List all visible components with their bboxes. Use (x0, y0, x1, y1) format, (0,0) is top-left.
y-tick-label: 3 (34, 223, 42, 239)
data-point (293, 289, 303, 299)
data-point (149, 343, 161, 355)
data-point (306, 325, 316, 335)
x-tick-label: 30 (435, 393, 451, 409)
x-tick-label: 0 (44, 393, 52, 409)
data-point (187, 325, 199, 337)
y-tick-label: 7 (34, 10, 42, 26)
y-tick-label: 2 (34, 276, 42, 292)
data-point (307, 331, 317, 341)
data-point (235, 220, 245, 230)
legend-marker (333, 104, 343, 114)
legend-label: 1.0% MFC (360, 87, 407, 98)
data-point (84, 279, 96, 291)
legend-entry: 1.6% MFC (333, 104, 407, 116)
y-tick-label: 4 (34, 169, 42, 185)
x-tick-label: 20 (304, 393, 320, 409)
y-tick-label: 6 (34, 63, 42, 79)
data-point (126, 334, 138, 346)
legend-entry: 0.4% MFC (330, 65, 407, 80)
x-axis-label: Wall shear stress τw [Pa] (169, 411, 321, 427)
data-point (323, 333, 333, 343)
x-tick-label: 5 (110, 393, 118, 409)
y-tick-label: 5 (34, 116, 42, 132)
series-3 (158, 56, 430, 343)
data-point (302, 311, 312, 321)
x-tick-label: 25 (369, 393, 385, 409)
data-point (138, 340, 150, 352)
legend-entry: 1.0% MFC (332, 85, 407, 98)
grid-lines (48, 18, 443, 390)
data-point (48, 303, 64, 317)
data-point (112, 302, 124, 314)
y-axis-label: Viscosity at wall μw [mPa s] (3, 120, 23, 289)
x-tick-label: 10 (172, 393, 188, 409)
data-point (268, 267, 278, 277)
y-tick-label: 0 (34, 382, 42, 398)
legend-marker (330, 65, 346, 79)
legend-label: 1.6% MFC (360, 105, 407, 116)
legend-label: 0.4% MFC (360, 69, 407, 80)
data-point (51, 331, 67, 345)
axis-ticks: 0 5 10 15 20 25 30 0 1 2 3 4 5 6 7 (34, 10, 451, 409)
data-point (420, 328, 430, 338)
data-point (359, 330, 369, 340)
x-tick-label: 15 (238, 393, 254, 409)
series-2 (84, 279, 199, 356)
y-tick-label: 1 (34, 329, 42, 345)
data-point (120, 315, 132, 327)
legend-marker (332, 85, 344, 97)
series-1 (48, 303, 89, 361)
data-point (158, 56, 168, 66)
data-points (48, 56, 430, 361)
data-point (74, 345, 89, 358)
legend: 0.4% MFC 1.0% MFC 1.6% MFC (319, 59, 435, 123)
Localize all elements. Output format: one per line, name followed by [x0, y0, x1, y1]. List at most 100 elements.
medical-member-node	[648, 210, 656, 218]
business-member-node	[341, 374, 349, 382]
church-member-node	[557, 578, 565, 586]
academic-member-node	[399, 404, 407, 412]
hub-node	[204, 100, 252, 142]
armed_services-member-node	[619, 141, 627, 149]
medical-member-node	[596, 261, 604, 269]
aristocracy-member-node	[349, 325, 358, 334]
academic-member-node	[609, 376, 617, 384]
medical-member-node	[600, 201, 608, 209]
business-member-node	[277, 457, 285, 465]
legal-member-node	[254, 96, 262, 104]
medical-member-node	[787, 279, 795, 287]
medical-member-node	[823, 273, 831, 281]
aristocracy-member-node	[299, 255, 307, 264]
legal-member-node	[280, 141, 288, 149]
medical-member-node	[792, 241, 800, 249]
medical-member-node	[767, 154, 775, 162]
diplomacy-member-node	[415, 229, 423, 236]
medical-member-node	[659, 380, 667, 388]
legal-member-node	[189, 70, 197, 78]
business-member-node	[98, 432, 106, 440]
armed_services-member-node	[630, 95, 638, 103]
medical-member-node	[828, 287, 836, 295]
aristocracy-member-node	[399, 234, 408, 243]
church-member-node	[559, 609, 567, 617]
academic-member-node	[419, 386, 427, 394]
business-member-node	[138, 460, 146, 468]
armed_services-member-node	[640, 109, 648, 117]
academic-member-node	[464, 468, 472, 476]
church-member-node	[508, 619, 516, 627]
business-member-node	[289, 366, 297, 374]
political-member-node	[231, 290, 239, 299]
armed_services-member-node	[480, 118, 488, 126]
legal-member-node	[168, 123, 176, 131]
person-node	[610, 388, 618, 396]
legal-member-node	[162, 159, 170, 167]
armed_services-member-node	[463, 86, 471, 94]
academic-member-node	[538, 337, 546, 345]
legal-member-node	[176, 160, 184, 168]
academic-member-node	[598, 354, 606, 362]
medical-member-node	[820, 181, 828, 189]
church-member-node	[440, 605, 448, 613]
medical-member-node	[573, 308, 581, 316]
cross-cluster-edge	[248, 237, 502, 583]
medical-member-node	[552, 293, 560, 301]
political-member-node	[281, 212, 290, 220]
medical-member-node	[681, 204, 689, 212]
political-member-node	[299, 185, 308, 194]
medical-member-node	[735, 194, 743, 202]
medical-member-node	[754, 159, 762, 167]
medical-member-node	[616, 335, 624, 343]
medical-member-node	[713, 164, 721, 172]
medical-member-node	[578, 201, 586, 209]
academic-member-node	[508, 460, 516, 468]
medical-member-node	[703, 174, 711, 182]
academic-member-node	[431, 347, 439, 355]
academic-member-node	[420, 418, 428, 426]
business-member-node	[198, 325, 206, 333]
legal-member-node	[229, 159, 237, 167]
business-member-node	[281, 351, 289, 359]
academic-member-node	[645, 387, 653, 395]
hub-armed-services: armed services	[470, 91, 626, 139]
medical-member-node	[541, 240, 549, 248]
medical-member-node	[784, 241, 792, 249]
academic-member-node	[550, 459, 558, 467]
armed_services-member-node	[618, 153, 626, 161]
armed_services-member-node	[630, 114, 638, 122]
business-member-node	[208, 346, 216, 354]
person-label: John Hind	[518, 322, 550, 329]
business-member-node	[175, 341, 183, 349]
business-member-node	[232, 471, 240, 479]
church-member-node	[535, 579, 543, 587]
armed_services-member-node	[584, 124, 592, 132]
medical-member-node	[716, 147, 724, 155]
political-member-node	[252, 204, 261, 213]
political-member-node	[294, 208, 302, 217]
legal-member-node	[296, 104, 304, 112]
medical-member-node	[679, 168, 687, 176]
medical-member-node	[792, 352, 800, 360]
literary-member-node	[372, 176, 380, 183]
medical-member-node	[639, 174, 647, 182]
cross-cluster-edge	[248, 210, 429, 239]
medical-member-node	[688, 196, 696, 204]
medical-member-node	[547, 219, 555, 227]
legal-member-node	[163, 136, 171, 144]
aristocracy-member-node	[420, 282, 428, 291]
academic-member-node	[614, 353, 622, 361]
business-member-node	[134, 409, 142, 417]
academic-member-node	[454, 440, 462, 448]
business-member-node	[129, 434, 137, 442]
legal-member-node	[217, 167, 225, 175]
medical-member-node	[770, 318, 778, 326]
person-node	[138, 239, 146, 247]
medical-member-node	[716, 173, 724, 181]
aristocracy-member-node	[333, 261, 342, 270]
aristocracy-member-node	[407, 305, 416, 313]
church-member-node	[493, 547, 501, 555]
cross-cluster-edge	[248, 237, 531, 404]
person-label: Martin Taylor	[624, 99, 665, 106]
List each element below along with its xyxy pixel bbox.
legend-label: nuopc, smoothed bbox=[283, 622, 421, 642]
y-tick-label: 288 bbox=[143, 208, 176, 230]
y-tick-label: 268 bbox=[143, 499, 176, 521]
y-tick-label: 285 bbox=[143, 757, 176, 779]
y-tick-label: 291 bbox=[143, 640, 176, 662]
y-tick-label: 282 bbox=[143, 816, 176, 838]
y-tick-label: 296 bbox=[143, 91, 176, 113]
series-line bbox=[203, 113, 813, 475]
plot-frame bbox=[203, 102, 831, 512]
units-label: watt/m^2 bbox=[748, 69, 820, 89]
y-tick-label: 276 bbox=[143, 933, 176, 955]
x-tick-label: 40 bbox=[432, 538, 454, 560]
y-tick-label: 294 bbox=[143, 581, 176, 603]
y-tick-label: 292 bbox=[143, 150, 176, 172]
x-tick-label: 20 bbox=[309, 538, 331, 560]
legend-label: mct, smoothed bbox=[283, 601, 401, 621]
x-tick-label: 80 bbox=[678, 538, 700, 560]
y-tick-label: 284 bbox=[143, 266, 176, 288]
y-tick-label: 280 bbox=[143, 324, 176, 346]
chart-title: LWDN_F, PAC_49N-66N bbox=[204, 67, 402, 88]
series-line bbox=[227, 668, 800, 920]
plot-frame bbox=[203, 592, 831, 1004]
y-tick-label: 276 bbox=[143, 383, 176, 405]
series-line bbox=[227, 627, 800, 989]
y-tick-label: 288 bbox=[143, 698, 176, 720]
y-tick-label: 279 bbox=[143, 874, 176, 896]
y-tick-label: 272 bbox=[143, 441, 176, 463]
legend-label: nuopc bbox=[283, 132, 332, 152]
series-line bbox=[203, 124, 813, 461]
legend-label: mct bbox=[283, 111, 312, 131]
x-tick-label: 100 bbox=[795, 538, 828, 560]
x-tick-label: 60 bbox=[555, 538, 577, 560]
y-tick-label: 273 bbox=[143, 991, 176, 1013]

________________

Your goal.
Reproduce the stretch from the start of the records through the line that contains "data-point (307, 331, 317, 341)", character for character.

Solution.
List all visible components with their bboxes. Use (x0, y0, x1, y1) format, (0,0) is top-left.
y-tick-label: 3 (34, 223, 42, 239)
data-point (293, 289, 303, 299)
data-point (149, 343, 161, 355)
data-point (306, 325, 316, 335)
x-tick-label: 30 (435, 393, 451, 409)
x-tick-label: 0 (44, 393, 52, 409)
data-point (187, 325, 199, 337)
y-tick-label: 7 (34, 10, 42, 26)
y-tick-label: 2 (34, 276, 42, 292)
data-point (307, 331, 317, 341)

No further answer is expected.